# Things to do
1/ In the evapotranspiration passage, copy the text starting at "Figure 4Comparisons between the" and ending at "the kernel density.", substituting "first column" for "left column".
2/ Condense the paragraph of the evapotranspiration passage that begins "Inter-annual variability of ET" into a bulleted list that keeps its main facts.
--- Excerpted passage ---
Figure 3Monthly average values of the ET-WB and multiple auxiliary ET products as well as other water components over global land during the period 2002–2021. The shading shows the spread range among different datasets, with the central solid line indicating the ensemble median value.


Figure 4Comparisons between the ET-WB and multiple auxiliary ET products (a, b: GLEAM; c, d: FLUXCOM; e, f: MODIS; g, h: WGHM) on a monthly scale during the period 2002–2021. The left column represents the global distribution of RB and the right column represents the corresponding scatter plots. The color of the scatter points indicates the kernel density.

4.1.2 Annual assessment

Inter-annual variability of ET and related water balance components are also examined over global land (Fig. 5). There are generally three episodes shown in the ET-WB dataset. These episodes include a gradual increase from 2003 to 2010 and a subsequent decrease during 2010–2015, followed by a sharper reduction in the remaining years (Fig. 5a). A large inter-ensemble range, which is aggravated during the recent time periods, due to the propagation of errors in monthly estimations of water balance ET, is found. Other ET datasets, despite the different time spans, still present a similar variability to ET-WB with the overestimations in MODIS and FLUXCOM. As discussed above, the significant differences from FLUXCOM can be attributed to the specific data generation method. Furthermore, the annual variations in ET are typically explained by the changes in P, which experienced an increasing trend during 2003–2010 followed by an abrupt decrease between 2010 and 2015 (Fig. 5b). However, the increase in P during 2015–2021 does not directly translate to the enhancement of ET based on ET-WB results, though the GLEAM shows a more “reasonable” increase under the assumption of the limited influence of the human interventions on the global ET on an annual scale. This inconsistent phenomenon is because of the significant increase in R values since 2015 (particularly in 2020 and 2021), which are mainly driven by GloFAS reanalysis data as the 23 G-RUN ENSEMBLE subsets are not available from 2020 (Fig. 5d). Therefore, the overestimation of R in GloFAS data can explain the abrupt change in ET-WB over recent years, implying that caution should be taken when interpolating the ET-WB results after 2019 due to the availability of the limited dataset. This is not only because of the controlling role of specific water components in ET-WB (e.g., a wide range of P similar to ET) but also the limited data availability due to delayed updates (e.g., G-RUN ENSEMBLE). Moreover, ΔS does not play a crucial role on an annual scale because of the relatively small amplitude and the confident estimations of GRACE signals in such a large area (Fig. 5c).
--- Information provided ---
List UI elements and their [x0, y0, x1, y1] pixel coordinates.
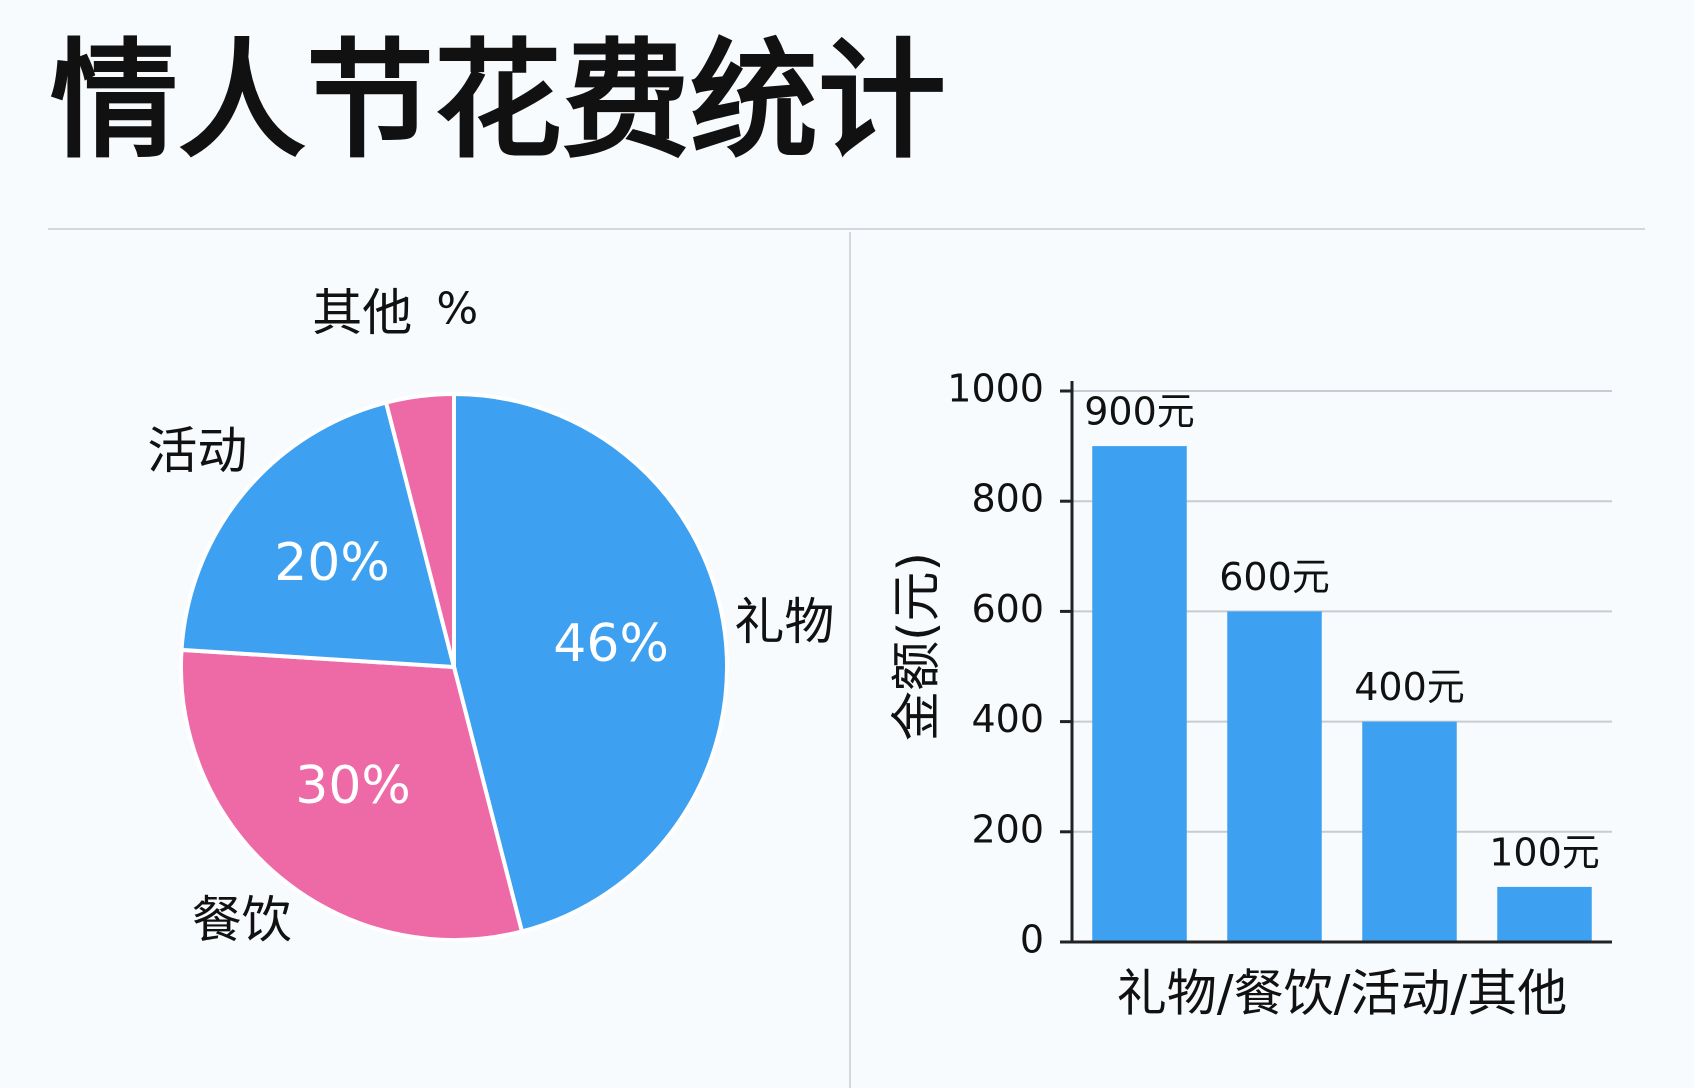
page-title: 情人节花费统计 [50, 27, 946, 176]
value-label: 100元 [1489, 830, 1600, 874]
pie-slice [179, 400, 457, 670]
pie-slice [452, 391, 729, 934]
value-label: 20% [274, 533, 390, 593]
slice-name: 活动 [147, 422, 247, 480]
bar [1092, 446, 1187, 942]
y-tick-label: 1000 [947, 367, 1044, 411]
value-label: 46% [553, 614, 669, 674]
bar [1497, 886, 1592, 942]
value-label: 400元 [1354, 665, 1465, 709]
y-tick-label: 400 [971, 697, 1044, 741]
y-tick-label: 800 [971, 477, 1044, 521]
y-axis-label: 金额(元) [888, 552, 946, 741]
slice-name: 礼物 [734, 593, 834, 651]
bar [1362, 721, 1457, 942]
y-tick-label: 0 [1020, 918, 1044, 962]
value-label: 900元 [1084, 390, 1195, 434]
y-tick-label: 600 [971, 587, 1044, 631]
value-label: 600元 [1219, 555, 1330, 599]
value-label: % [436, 284, 478, 335]
value-label: 30% [295, 756, 411, 816]
pie-slice [383, 391, 456, 668]
pie-slice [179, 647, 525, 942]
y-tick-label: 200 [971, 807, 1044, 851]
slice-name: 其他 [312, 284, 412, 342]
slice-name: 餐饮 [192, 891, 292, 949]
bar [1227, 611, 1322, 942]
x-axis-label: 礼物/餐饮/活动/其他 [1117, 965, 1568, 1023]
---
# Outputs
1/
Figure 4Comparisons between the ET-WB and multiple auxiliary ET products (a, b: GLEAM; c, d: FLUXCOM; e, f: MODIS; g, h: WGHM) on a monthly scale during the period 2002–2021. The first column represents the global distribution of RB and the right column represents the corresponding scatter plots. The color of the scatter points indicates the kernel density.

2/
- The ET-WB dataset shows three episodes over global land: a gradual increase from 2003 to 2010, a decrease during 2010–2015, and a sharper reduction in the remaining years.
- Propagated errors in the monthly water balance ET estimates produce a large inter-ensemble range, which grows in recent periods.
- Other ET datasets show variability similar to ET-WB. MODIS and FLUXCOM overestimate, and FLUXCOM's differences stem from its data generation method.
- Annual ET changes typically follow P, which rose during 2003–2010 and dropped abruptly between 2010 and 2015.
- The rise in P during 2015–2021 does not raise ET-WB, though GLEAM shows a more "reasonable" increase.
- This mismatch comes from a significant increase in R since 2015, especially in 2020 and 2021. It is driven mainly by GloFAS reanalysis data, because the 23 G-RUN ENSEMBLE subsets are unavailable from 2020.
- ET-WB results after 2019 should be interpolated with caution for two reasons: specific water components control ET-WB, and delayed updates limit the available data.
- ΔS matters little on an annual scale because of its small amplitude and confident GRACE estimates over such a large area.